* **GOAL**
Gather all lines from the material that contain the word "стандартизации".

MATERIAL TO PROCESS start

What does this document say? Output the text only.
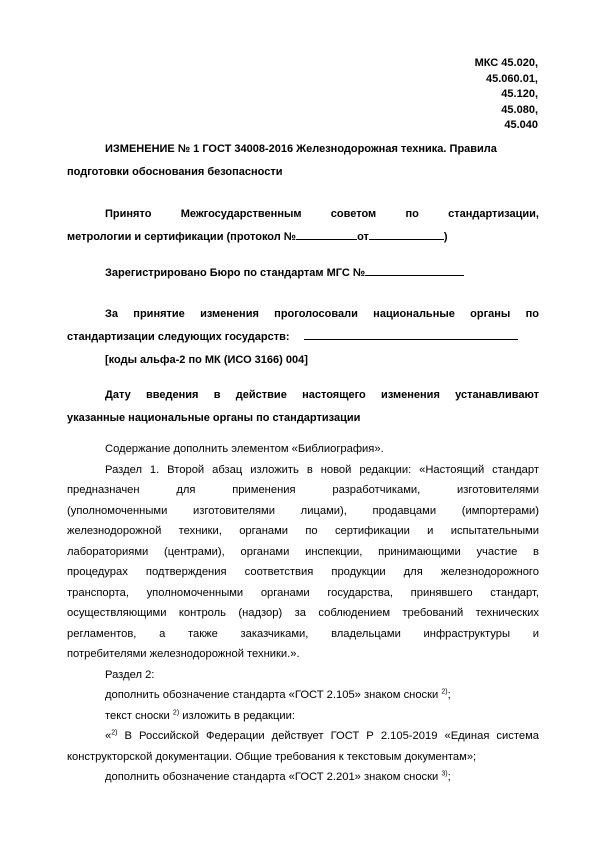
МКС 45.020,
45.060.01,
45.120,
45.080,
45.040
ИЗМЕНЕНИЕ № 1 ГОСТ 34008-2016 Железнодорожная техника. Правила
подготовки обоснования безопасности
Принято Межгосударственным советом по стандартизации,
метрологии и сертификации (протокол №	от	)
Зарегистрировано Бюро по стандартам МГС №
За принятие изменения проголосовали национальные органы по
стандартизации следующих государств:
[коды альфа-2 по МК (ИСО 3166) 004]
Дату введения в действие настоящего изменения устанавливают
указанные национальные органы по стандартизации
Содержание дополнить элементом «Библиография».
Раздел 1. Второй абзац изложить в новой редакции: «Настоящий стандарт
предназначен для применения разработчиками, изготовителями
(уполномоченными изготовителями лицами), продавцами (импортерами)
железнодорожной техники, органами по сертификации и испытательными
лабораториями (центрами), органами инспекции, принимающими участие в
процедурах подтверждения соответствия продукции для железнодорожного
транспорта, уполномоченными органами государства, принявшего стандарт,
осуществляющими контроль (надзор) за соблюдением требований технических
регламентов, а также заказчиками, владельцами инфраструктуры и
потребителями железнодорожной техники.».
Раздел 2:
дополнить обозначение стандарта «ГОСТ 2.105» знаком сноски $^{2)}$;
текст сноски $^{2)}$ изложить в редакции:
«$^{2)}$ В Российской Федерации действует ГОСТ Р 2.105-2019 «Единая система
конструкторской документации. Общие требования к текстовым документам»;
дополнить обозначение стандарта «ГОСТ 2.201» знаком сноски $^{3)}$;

MATERIAL TO PROCESS end

* **REPLY**
Принято Межгосударственным советом по стандартизации,
стандартизации следующих государств:
указанные национальные органы по стандартизации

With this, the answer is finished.